Problem to work on:
Pick every line with "Henry" from the material below.

Data entries:
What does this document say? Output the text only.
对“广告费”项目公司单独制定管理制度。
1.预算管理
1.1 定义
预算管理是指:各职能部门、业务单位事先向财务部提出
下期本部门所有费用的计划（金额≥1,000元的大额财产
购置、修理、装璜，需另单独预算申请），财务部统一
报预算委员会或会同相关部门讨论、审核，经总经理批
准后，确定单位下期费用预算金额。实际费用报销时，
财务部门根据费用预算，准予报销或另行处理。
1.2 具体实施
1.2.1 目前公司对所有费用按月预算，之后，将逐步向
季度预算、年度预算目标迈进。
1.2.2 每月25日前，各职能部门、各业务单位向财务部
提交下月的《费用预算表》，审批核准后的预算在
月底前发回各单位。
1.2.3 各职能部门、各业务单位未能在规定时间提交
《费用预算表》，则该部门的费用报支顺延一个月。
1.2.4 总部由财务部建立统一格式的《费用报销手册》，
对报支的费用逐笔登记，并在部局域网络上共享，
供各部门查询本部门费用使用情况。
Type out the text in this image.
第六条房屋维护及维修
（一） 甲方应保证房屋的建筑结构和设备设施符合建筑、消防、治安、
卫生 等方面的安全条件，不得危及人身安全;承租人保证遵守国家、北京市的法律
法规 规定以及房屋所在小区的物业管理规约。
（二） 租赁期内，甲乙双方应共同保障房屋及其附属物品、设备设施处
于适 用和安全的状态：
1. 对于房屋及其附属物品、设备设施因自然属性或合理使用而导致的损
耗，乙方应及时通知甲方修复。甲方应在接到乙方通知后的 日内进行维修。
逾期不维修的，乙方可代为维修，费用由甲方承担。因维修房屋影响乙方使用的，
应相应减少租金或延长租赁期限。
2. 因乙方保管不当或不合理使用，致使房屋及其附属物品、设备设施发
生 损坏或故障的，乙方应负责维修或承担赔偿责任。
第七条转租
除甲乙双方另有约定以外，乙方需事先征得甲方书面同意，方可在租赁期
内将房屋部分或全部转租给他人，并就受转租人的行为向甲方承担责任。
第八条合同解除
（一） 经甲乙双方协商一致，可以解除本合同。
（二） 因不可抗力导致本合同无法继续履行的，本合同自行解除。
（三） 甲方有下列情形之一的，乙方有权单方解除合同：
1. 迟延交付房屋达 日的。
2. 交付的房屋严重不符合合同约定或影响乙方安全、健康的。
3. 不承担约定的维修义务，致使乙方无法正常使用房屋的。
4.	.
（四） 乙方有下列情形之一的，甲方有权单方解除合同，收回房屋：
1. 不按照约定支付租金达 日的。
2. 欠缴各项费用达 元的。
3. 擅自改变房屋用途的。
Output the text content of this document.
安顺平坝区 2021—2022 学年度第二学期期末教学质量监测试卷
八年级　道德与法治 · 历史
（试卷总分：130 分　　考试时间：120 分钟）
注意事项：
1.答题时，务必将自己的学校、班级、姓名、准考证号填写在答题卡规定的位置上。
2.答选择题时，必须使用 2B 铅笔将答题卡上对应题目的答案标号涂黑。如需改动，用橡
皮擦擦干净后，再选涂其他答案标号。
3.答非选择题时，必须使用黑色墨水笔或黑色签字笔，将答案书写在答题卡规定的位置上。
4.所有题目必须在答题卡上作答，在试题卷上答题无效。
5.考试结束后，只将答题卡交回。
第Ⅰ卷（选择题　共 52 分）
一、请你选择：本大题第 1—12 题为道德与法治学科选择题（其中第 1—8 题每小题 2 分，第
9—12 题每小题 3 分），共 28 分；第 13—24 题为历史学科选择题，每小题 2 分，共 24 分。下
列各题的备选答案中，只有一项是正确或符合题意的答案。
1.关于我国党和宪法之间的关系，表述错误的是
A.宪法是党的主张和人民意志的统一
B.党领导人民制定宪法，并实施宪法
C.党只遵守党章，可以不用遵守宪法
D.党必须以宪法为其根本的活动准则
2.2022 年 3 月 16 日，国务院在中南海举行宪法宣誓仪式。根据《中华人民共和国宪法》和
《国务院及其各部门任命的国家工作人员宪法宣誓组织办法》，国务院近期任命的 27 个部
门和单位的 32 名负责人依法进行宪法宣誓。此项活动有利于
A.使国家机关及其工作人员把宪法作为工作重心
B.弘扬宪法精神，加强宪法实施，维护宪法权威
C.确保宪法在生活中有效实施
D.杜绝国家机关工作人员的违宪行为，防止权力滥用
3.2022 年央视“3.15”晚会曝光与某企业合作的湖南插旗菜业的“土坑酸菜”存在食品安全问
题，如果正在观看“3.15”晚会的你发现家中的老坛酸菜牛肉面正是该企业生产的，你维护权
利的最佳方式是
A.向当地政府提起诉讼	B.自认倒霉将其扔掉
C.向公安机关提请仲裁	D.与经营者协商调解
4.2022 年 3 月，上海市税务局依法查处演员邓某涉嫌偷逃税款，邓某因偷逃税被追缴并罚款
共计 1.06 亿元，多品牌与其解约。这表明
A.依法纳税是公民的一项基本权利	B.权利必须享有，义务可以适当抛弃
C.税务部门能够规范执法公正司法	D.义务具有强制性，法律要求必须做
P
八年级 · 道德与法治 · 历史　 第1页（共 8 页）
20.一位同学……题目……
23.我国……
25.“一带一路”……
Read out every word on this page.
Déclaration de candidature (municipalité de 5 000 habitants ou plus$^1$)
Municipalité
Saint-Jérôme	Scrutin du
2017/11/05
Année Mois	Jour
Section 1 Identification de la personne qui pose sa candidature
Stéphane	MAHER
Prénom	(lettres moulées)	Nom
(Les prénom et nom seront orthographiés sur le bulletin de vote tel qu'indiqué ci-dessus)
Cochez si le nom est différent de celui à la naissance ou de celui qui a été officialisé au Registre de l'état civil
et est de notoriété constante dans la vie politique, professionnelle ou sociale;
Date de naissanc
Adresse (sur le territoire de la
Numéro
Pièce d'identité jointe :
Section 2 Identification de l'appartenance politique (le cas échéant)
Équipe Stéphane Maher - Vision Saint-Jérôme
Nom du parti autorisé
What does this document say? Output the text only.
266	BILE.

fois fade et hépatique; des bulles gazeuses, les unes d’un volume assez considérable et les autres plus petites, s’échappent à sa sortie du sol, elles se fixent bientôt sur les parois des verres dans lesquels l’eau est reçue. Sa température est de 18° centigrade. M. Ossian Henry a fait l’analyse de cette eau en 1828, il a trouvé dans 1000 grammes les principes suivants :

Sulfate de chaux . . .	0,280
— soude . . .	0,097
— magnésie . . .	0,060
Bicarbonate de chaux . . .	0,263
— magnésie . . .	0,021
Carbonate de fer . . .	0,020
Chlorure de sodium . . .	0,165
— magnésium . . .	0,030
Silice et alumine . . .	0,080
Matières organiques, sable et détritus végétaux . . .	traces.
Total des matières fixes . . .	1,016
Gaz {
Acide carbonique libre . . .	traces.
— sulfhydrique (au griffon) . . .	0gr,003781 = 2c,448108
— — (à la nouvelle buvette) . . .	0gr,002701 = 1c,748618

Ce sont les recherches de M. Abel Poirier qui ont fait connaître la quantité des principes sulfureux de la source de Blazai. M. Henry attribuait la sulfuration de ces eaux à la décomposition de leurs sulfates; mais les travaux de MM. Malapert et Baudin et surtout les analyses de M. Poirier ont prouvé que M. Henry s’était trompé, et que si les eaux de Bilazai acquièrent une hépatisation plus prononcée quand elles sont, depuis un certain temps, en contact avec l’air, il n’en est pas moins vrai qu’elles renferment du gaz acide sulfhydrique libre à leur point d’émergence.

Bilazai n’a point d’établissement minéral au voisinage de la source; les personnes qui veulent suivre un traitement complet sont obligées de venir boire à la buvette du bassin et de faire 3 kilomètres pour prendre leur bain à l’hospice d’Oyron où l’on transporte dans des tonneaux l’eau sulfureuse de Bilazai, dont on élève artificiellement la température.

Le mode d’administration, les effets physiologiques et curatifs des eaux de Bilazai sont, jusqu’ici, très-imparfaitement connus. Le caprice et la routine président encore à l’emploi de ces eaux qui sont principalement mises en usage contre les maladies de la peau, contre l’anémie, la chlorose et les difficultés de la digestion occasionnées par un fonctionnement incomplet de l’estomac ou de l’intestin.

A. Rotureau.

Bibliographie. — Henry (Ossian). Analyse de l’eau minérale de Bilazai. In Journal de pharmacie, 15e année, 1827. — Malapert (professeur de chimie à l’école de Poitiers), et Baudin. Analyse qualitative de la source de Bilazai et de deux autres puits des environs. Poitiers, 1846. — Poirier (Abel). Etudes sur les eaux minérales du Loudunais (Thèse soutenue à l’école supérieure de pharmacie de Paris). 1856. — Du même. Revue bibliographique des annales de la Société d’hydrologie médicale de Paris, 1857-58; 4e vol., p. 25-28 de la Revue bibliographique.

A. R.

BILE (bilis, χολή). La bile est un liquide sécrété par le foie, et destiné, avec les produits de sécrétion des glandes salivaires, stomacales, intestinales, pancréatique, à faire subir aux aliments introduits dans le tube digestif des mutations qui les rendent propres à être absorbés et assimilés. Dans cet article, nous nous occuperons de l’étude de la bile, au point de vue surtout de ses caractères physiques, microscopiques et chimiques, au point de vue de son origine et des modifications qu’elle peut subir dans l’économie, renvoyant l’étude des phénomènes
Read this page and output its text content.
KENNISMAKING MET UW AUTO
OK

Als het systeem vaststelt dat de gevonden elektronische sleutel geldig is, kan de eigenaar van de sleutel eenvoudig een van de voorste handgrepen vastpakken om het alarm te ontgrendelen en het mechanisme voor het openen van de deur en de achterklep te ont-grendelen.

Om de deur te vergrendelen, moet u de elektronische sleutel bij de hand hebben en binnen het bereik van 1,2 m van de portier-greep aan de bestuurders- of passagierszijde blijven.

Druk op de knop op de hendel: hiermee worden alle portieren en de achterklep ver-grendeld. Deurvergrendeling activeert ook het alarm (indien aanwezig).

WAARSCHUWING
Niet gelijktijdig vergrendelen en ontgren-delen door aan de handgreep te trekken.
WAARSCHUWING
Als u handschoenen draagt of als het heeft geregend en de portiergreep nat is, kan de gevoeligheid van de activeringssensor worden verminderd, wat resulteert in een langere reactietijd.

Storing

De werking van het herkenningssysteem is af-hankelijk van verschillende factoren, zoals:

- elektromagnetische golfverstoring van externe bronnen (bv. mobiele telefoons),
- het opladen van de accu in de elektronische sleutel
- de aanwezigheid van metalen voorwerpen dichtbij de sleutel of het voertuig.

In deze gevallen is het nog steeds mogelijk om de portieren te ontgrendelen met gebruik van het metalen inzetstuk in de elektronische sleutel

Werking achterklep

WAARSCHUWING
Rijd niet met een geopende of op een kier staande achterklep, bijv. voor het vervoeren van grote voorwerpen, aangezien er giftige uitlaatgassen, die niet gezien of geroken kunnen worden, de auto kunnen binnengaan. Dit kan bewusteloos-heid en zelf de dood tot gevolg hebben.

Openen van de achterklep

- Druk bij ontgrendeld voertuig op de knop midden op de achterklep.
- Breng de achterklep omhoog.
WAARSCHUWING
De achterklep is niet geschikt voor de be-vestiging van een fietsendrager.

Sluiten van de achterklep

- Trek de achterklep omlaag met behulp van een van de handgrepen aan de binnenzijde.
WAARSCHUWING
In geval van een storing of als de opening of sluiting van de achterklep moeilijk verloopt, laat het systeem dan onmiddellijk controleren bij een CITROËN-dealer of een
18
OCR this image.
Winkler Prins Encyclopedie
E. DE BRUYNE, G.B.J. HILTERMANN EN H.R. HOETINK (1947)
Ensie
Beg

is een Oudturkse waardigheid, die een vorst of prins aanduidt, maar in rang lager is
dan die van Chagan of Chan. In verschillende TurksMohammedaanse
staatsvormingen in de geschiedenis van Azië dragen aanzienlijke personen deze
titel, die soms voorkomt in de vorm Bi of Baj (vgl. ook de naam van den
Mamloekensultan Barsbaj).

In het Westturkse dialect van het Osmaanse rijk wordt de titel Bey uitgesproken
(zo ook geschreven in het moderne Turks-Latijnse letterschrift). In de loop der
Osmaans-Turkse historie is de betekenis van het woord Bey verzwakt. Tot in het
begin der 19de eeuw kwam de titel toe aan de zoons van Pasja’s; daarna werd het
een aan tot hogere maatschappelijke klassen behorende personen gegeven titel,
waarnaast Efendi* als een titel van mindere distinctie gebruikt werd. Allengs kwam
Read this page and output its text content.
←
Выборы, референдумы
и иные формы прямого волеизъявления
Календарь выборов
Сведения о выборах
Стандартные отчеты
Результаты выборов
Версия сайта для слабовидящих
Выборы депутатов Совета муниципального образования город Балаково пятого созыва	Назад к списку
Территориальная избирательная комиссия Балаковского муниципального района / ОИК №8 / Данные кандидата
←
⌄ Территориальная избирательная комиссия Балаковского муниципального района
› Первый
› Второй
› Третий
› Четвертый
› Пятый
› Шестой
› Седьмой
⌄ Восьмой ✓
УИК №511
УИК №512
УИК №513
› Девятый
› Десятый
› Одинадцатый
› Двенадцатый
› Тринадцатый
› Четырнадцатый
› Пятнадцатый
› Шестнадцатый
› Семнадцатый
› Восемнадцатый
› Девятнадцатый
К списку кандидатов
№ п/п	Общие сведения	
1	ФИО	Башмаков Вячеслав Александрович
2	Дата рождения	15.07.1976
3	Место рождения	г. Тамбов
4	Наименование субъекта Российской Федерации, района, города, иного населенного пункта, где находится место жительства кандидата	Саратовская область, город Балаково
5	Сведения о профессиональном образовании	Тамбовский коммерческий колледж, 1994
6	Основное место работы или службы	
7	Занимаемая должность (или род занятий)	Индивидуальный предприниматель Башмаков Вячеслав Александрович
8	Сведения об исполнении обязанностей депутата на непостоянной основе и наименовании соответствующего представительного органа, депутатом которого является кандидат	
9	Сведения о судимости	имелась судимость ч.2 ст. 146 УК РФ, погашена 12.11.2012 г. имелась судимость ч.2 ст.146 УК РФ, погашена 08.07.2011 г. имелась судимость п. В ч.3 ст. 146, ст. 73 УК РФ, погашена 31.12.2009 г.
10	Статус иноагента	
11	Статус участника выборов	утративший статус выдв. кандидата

Response for this exercise:
fois fade et hépatique; des bulles gazeuses, les unes d’un volume assez considérable et les autres plus petites, s’échappent à sa sortie du sol, elles se fixent bientôt sur les parois des verres dans lesquels l’eau est reçue. Sa température est de 18° centigrade. M. Ossian Henry a fait l’analyse de cette eau en 1828, il a trouvé dans 1000 grammes les principes suivants :
Ce sont les recherches de M. Abel Poirier qui ont fait connaître la quantité des principes sulfureux de la source de Blazai. M. Henry attribuait la sulfuration de ces eaux à la décomposition de leurs sulfates; mais les travaux de MM. Malapert et Baudin et surtout les analyses de M. Poirier ont prouvé que M. Henry s’était trompé, et que si les eaux de Bilazai acquièrent une hépatisation plus prononcée quand elles sont, depuis un certain temps, en contact avec l’air, il n’en est pas moins vrai qu’elles renferment du gaz acide sulfhydrique libre à leur point d’émergence.
Bibliographie. — Henry (Ossian). Analyse de l’eau minérale de Bilazai. In Journal de pharmacie, 15e année, 1827. — Malapert (professeur de chimie à l’école de Poitiers), et Baudin. Analyse qualitative de la source de Bilazai et de deux autres puits des environs. Poitiers, 1846. — Poirier (Abel). Etudes sur les eaux minérales du Loudunais (Thèse soutenue à l’école supérieure de pharmacie de Paris). 1856. — Du même. Revue bibliographique des annales de la Société d’hydrologie médicale de Paris, 1857-58; 4e vol., p. 25-28 de la Revue bibliographique.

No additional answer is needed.